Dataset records
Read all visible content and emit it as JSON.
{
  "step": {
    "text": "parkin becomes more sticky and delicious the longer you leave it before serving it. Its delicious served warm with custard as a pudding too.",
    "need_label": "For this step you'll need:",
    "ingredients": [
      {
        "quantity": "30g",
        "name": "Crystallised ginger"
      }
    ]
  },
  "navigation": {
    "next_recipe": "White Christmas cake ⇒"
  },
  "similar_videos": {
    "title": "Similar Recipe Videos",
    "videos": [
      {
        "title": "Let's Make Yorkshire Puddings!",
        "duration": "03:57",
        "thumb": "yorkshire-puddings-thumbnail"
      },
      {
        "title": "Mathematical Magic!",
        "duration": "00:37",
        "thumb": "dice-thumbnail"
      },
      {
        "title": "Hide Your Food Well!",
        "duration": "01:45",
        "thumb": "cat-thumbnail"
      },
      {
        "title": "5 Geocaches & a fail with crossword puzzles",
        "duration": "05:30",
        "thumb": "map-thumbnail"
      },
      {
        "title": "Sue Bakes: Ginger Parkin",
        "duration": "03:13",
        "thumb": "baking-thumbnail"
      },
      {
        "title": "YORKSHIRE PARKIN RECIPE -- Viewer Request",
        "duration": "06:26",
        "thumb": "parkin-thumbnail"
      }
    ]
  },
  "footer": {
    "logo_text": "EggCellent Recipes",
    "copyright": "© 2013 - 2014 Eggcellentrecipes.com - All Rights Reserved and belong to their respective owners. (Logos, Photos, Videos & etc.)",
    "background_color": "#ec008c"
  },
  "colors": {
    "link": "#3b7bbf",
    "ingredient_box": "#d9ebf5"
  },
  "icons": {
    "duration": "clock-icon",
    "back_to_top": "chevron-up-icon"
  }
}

Your goal: Write out all the data again, exactly as it appears.

Solution to the problem:
Read all visible content and emit it as JSON.
{
  "step": {
    "text": "parkin becomes more sticky and delicious the longer you leave it before serving it. Its delicious served warm with custard as a pudding too.",
    "need_label": "For this step you'll need:",
    "ingredients": [
      {
        "quantity": "30g",
        "name": "Crystallised ginger"
      }
    ]
  },
  "navigation": {
    "next_recipe": "White Christmas cake ⇒"
  },
  "similar_videos": {
    "title": "Similar Recipe Videos",
    "videos": [
      {
        "title": "Let's Make Yorkshire Puddings!",
        "duration": "03:57",
        "thumb": "yorkshire-puddings-thumbnail"
      },
      {
        "title": "Mathematical Magic!",
        "duration": "00:37",
        "thumb": "dice-thumbnail"
      },
      {
        "title": "Hide Your Food Well!",
        "duration": "01:45",
        "thumb": "cat-thumbnail"
      },
      {
        "title": "5 Geocaches & a fail with crossword puzzles",
        "duration": "05:30",
        "thumb": "map-thumbnail"
      },
      {
        "title": "Sue Bakes: Ginger Parkin",
        "duration": "03:13",
        "thumb": "baking-thumbnail"
      },
      {
        "title": "YORKSHIRE PARKIN RECIPE -- Viewer Request",
        "duration": "06:26",
        "thumb": "parkin-thumbnail"
      }
    ]
  },
  "footer": {
    "logo_text": "EggCellent Recipes",
    "copyright": "© 2013 - 2014 Eggcellentrecipes.com - All Rights Reserved and belong to their respective owners. (Logos, Photos, Videos & etc.)",
    "background_color": "#ec008c"
  },
  "colors": {
    "link": "#3b7bbf",
    "ingredient_box": "#d9ebf5"
  },
  "icons": {
    "duration": "clock-icon",
    "back_to_top": "chevron-up-icon"
  }
}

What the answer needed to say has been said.